[Instruction] Reproduce the listing below without any change.

[Records provided]
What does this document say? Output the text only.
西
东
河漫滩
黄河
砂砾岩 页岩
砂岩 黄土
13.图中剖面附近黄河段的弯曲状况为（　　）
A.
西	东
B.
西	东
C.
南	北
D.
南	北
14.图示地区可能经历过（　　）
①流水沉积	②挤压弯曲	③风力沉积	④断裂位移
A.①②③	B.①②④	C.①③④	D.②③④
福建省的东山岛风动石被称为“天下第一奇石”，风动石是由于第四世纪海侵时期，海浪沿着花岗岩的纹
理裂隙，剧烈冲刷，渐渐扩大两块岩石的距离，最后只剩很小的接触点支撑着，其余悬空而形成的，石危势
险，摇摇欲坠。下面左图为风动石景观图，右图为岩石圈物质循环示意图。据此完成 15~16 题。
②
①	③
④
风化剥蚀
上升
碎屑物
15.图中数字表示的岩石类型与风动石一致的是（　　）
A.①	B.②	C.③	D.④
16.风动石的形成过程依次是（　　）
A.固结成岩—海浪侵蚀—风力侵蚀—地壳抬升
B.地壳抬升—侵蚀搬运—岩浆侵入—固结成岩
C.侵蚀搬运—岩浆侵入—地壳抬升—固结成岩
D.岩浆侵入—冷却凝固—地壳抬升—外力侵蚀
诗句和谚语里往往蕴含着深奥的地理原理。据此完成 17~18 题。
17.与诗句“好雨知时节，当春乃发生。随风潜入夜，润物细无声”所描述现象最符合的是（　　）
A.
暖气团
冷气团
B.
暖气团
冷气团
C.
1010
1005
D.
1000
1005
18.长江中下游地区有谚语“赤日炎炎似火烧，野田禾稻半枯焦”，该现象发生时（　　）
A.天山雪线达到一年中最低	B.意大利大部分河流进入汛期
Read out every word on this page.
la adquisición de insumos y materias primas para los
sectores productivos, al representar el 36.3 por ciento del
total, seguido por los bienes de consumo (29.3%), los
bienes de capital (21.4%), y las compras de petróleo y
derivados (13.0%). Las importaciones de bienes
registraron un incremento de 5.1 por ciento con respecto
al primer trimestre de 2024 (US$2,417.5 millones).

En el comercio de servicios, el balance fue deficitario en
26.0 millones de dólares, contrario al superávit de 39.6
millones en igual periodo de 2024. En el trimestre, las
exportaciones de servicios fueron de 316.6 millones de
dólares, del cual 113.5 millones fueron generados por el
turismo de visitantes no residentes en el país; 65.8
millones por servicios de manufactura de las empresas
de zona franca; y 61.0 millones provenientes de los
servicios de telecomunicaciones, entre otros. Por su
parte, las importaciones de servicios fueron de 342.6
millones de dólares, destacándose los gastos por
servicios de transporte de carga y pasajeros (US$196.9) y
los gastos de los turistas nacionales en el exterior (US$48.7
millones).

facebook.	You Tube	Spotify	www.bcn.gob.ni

[Exercise response]
What does this document say? Output the text only.
西
东
河漫滩
黄河
砂砾岩 页岩
砂岩 黄土
13.图中剖面附近黄河段的弯曲状况为（　　）
A.
西	东
B.
西	东
C.
南	北
D.
南	北
14.图示地区可能经历过（　　）
①流水沉积	②挤压弯曲	③风力沉积	④断裂位移
A.①②③	B.①②④	C.①③④	D.②③④
福建省的东山岛风动石被称为“天下第一奇石”，风动石是由于第四世纪海侵时期，海浪沿着花岗岩的纹
理裂隙，剧烈冲刷，渐渐扩大两块岩石的距离，最后只剩很小的接触点支撑着，其余悬空而形成的，石危势
险，摇摇欲坠。下面左图为风动石景观图，右图为岩石圈物质循环示意图。据此完成 15~16 题。
②
①	③
④
风化剥蚀
上升
碎屑物
15.图中数字表示的岩石类型与风动石一致的是（　　）
A.①	B.②	C.③	D.④
16.风动石的形成过程依次是（　　）
A.固结成岩—海浪侵蚀—风力侵蚀—地壳抬升
B.地壳抬升—侵蚀搬运—岩浆侵入—固结成岩
C.侵蚀搬运—岩浆侵入—地壳抬升—固结成岩
D.岩浆侵入—冷却凝固—地壳抬升—外力侵蚀
诗句和谚语里往往蕴含着深奥的地理原理。据此完成 17~18 题。
17.与诗句“好雨知时节，当春乃发生。随风潜入夜，润物细无声”所描述现象最符合的是（　　）
A.
暖气团
冷气团
B.
暖气团
冷气团
C.
1010
1005
D.
1000
1005
18.长江中下游地区有谚语“赤日炎炎似火烧，野田禾稻半枯焦”，该现象发生时（　　）
A.天山雪线达到一年中最低	B.意大利大部分河流进入汛期
Read out every word on this page.
la adquisición de insumos y materias primas para los
sectores productivos, al representar el 36.3 por ciento del
total, seguido por los bienes de consumo (29.3%), los
bienes de capital (21.4%), y las compras de petróleo y
derivados (13.0%). Las importaciones de bienes
registraron un incremento de 5.1 por ciento con respecto
al primer trimestre de 2024 (US$2,417.5 millones).

En el comercio de servicios, el balance fue deficitario en
26.0 millones de dólares, contrario al superávit de 39.6
millones en igual periodo de 2024. En el trimestre, las
exportaciones de servicios fueron de 316.6 millones de
dólares, del cual 113.5 millones fueron generados por el
turismo de visitantes no residentes en el país; 65.8
millones por servicios de manufactura de las empresas
de zona franca; y 61.0 millones provenientes de los
servicios de telecomunicaciones, entre otros. Por su
parte, las importaciones de servicios fueron de 342.6
millones de dólares, destacándose los gastos por
servicios de transporte de carga y pasajeros (US$196.9) y
los gastos de los turistas nacionales en el exterior (US$48.7
millones).

facebook.	You Tube	Spotify	www.bcn.gob.ni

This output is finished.